Your task => Search the records below for the word "филе". Pull out each line that has it.

★ ★ ★ ★ ★ ★ ★

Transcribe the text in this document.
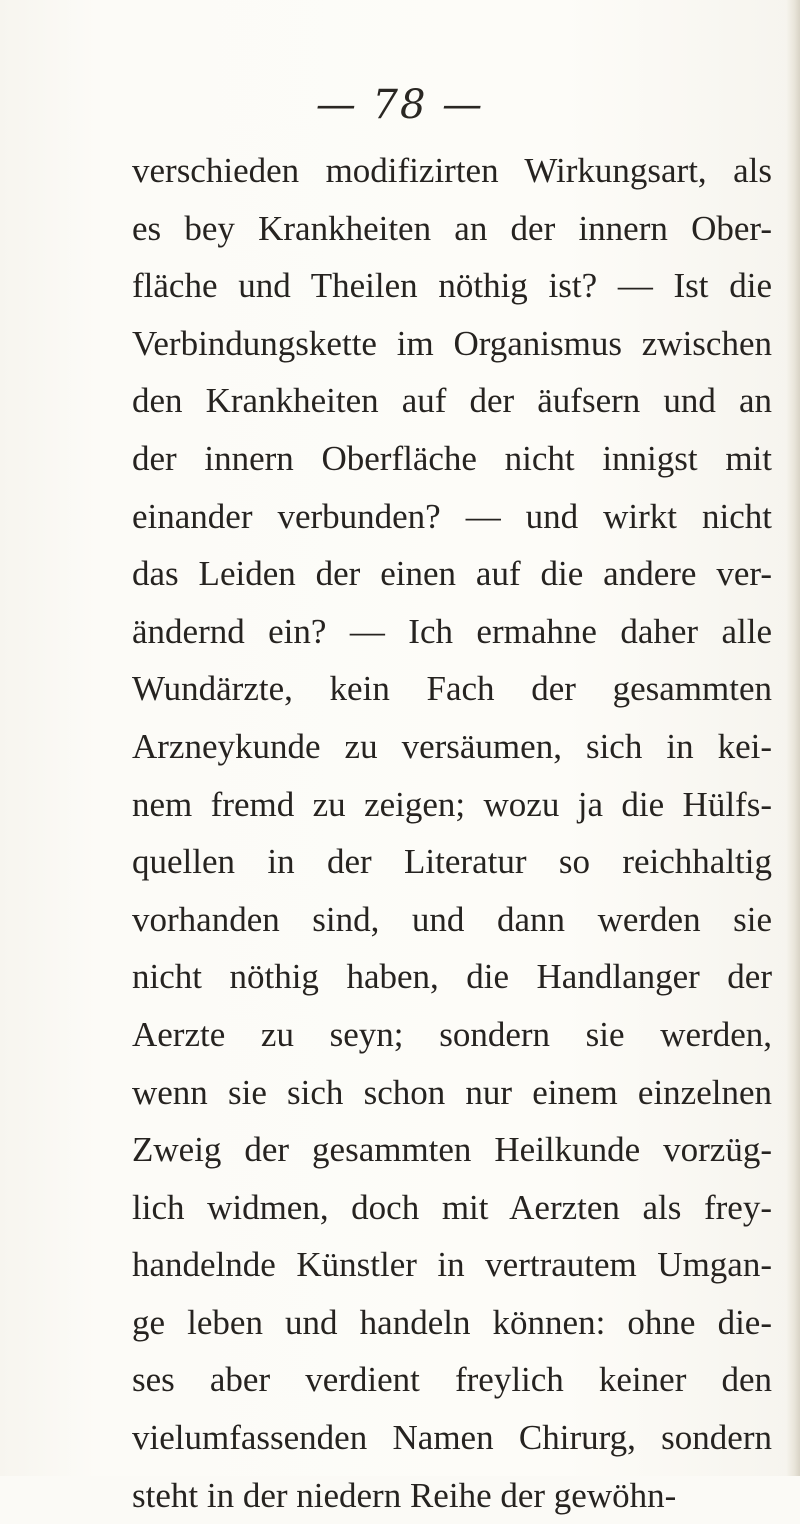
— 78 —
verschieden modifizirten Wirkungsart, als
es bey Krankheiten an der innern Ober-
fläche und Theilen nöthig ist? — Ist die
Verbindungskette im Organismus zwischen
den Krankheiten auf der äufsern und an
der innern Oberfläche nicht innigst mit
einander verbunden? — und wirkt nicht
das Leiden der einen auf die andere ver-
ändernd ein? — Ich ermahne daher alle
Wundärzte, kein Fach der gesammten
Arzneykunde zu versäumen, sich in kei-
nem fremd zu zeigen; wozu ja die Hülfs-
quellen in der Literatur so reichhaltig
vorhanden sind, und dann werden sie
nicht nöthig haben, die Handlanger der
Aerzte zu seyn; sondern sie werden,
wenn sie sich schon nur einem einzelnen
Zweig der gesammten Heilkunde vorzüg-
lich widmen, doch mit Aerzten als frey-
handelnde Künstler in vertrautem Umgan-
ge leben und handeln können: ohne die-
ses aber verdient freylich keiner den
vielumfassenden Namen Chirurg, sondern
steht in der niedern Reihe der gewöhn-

★ ★ ★ ★ ★ ★ ★

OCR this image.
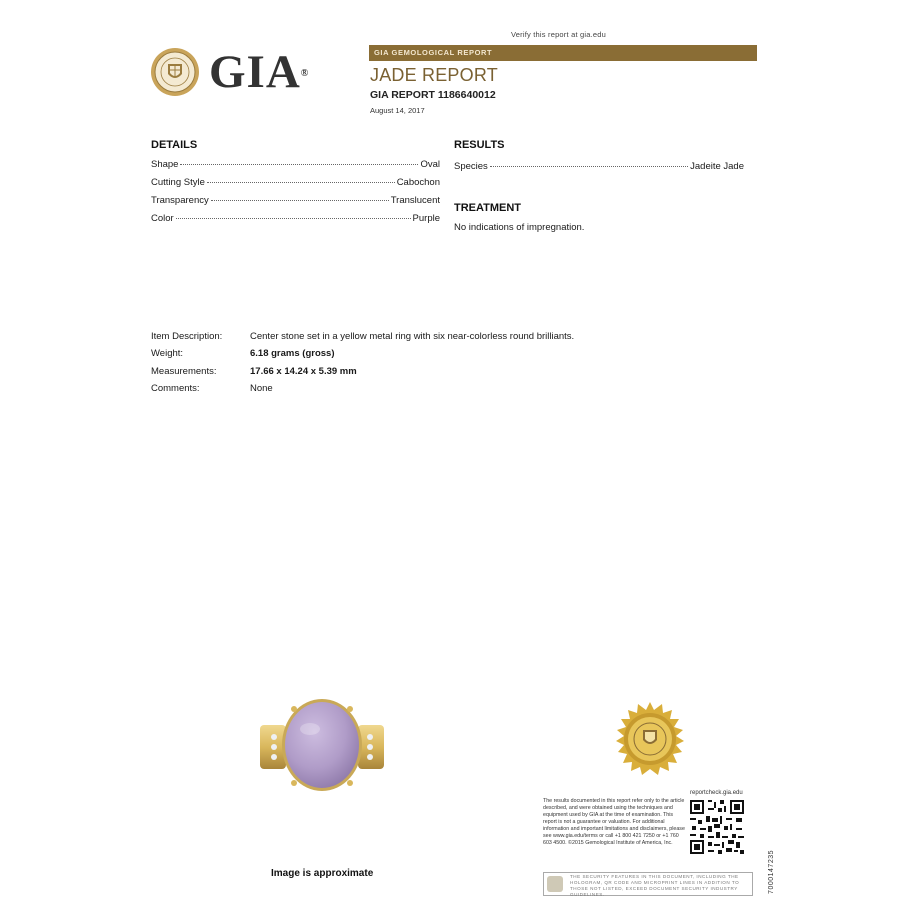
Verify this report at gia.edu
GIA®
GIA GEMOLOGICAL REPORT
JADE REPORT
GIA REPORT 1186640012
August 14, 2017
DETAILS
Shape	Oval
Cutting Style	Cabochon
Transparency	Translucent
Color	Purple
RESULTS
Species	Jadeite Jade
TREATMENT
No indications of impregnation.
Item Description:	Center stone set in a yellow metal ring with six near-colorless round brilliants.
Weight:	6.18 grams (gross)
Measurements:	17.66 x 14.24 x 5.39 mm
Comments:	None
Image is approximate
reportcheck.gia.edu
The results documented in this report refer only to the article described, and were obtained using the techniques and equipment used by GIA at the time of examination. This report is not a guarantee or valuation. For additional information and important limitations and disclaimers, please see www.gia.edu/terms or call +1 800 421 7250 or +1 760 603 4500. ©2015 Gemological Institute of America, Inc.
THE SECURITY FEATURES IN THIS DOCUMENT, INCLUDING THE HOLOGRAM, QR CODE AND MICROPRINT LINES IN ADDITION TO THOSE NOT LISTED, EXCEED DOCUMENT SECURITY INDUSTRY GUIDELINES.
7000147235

★ ★ ★ ★ ★ ★ ★

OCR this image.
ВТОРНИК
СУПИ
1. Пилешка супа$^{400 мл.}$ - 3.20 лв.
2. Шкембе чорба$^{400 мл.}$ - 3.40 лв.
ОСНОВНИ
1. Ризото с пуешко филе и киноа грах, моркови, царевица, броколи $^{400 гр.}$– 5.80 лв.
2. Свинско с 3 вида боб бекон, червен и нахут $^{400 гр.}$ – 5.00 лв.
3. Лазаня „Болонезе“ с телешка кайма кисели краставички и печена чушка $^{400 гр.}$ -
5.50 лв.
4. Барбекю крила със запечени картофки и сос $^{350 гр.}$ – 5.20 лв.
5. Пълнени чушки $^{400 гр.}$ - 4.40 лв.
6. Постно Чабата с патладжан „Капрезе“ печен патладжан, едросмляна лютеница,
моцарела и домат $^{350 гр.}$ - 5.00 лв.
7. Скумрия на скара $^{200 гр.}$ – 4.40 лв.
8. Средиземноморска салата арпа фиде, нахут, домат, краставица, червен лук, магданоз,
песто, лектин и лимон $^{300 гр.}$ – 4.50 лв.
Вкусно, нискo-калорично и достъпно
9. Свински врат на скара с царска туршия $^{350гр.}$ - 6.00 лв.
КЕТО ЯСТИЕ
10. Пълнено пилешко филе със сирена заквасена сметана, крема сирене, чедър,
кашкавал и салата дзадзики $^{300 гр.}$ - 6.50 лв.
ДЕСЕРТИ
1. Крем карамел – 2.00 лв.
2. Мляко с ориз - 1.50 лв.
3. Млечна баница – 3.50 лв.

★ ★ ★ ★ ★ ★ ★

Correct output =>
1. Ризото с пуешко филе и киноа грах, моркови, царевица, броколи $^{400 гр.}$– 5.80 лв.
10. Пълнено пилешко филе със сирена заквасена сметана, крема сирене, чедър,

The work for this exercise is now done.